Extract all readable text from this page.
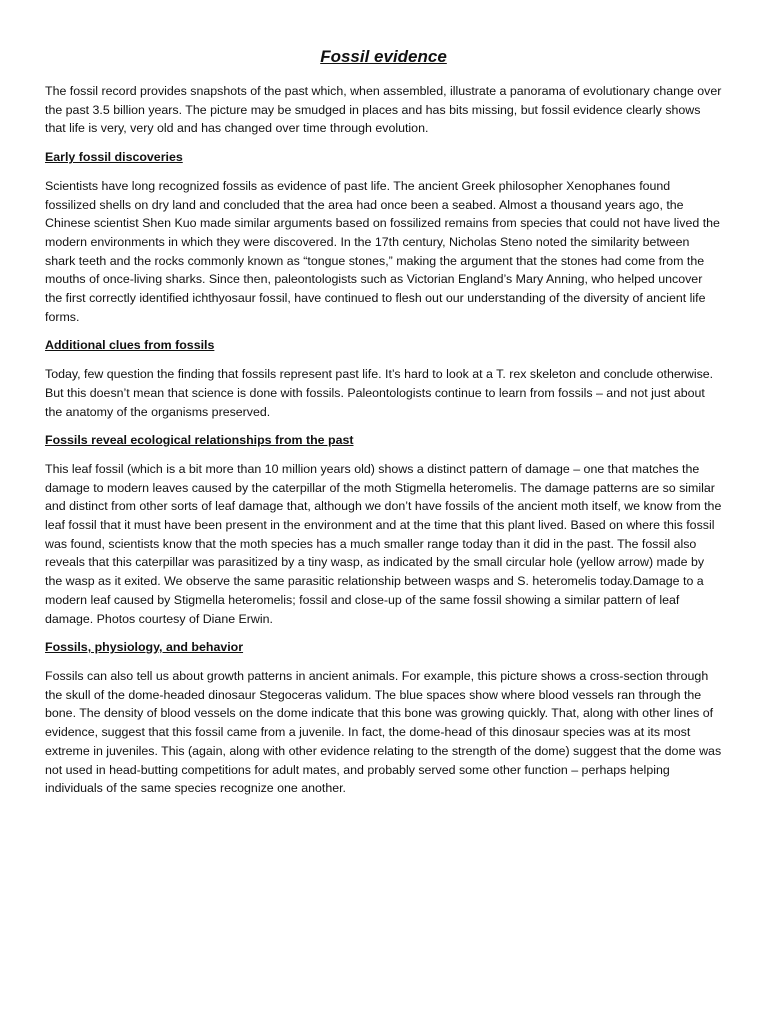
Fossil evidence

The fossil record provides snapshots of the past which, when assembled, illustrate a panorama of evolutionary change over the past 3.5 billion years. The picture may be smudged in places and has bits missing, but fossil evidence clearly shows that life is very, very old and has changed over time through evolution.

Early fossil discoveries

Scientists have long recognized fossils as evidence of past life. The ancient Greek philosopher Xenophanes found fossilized shells on dry land and concluded that the area had once been a seabed. Almost a thousand years ago, the Chinese scientist Shen Kuo made similar arguments based on fossilized remains from species that could not have lived the modern environments in which they were discovered. In the 17th century, Nicholas Steno noted the similarity between shark teeth and the rocks commonly known as “tongue stones,” making the argument that the stones had come from the mouths of once-living sharks. Since then, paleontologists such as Victorian England’s Mary Anning, who helped uncover the first correctly identified ichthyosaur fossil, have continued to flesh out our understanding of the diversity of ancient life forms.

Additional clues from fossils

Today, few question the finding that fossils represent past life. It’s hard to look at a T. rex skeleton and conclude otherwise. But this doesn’t mean that science is done with fossils. Paleontologists continue to learn from fossils – and not just about the anatomy of the organisms preserved.

Fossils reveal ecological relationships from the past

This leaf fossil (which is a bit more than 10 million years old) shows a distinct pattern of damage – one that matches the damage to modern leaves caused by the caterpillar of the moth Stigmella heteromelis. The damage patterns are so similar and distinct from other sorts of leaf damage that, although we don’t have fossils of the ancient moth itself, we know from the leaf fossil that it must have been present in the environment and at the time that this plant lived. Based on where this fossil was found, scientists know that the moth species has a much smaller range today than it did in the past. The fossil also reveals that this caterpillar was parasitized by a tiny wasp, as indicated by the small circular hole (yellow arrow) made by the wasp as it exited. We observe the same parasitic relationship between wasps and S. heteromelis today.Damage to a modern leaf caused by Stigmella heteromelis; fossil and close-up of the same fossil showing a similar pattern of leaf damage. Photos courtesy of Diane Erwin.

Fossils, physiology, and behavior

Fossils can also tell us about growth patterns in ancient animals. For example, this picture shows a cross-section through the skull of the dome-headed dinosaur Stegoceras validum. The blue spaces show where blood vessels ran through the bone. The density of blood vessels on the dome indicate that this bone was growing quickly. That, along with other lines of evidence, suggest that this fossil came from a juvenile. In fact, the dome-head of this dinosaur species was at its most extreme in juveniles. This (again, along with other evidence relating to the strength of the dome) suggest that the dome was not used in head-butting competitions for adult mates, and probably served some other function – perhaps helping individuals of the same species recognize one another.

————————

§ EXERCISE TASK: Copy out the records above in full, exactly as written, but not the pictures.

§ COMPLETE ANSWER:
Extract all readable text from this page.
Fossil evidence

The fossil record provides snapshots of the past which, when assembled, illustrate a panorama of evolutionary change over the past 3.5 billion years. The picture may be smudged in places and has bits missing, but fossil evidence clearly shows that life is very, very old and has changed over time through evolution.

Early fossil discoveries

Scientists have long recognized fossils as evidence of past life. The ancient Greek philosopher Xenophanes found fossilized shells on dry land and concluded that the area had once been a seabed. Almost a thousand years ago, the Chinese scientist Shen Kuo made similar arguments based on fossilized remains from species that could not have lived the modern environments in which they were discovered. In the 17th century, Nicholas Steno noted the similarity between shark teeth and the rocks commonly known as “tongue stones,” making the argument that the stones had come from the mouths of once-living sharks. Since then, paleontologists such as Victorian England’s Mary Anning, who helped uncover the first correctly identified ichthyosaur fossil, have continued to flesh out our understanding of the diversity of ancient life forms.

Additional clues from fossils

Today, few question the finding that fossils represent past life. It’s hard to look at a T. rex skeleton and conclude otherwise. But this doesn’t mean that science is done with fossils. Paleontologists continue to learn from fossils – and not just about the anatomy of the organisms preserved.

Fossils reveal ecological relationships from the past

This leaf fossil (which is a bit more than 10 million years old) shows a distinct pattern of damage – one that matches the damage to modern leaves caused by the caterpillar of the moth Stigmella heteromelis. The damage patterns are so similar and distinct from other sorts of leaf damage that, although we don’t have fossils of the ancient moth itself, we know from the leaf fossil that it must have been present in the environment and at the time that this plant lived. Based on where this fossil was found, scientists know that the moth species has a much smaller range today than it did in the past. The fossil also reveals that this caterpillar was parasitized by a tiny wasp, as indicated by the small circular hole (yellow arrow) made by the wasp as it exited. We observe the same parasitic relationship between wasps and S. heteromelis today.Damage to a modern leaf caused by Stigmella heteromelis; fossil and close-up of the same fossil showing a similar pattern of leaf damage. Photos courtesy of Diane Erwin.

Fossils, physiology, and behavior

Fossils can also tell us about growth patterns in ancient animals. For example, this picture shows a cross-section through the skull of the dome-headed dinosaur Stegoceras validum. The blue spaces show where blood vessels ran through the bone. The density of blood vessels on the dome indicate that this bone was growing quickly. That, along with other lines of evidence, suggest that this fossil came from a juvenile. In fact, the dome-head of this dinosaur species was at its most extreme in juveniles. This (again, along with other evidence relating to the strength of the dome) suggest that the dome was not used in head-butting competitions for adult mates, and probably served some other function – perhaps helping individuals of the same species recognize one another.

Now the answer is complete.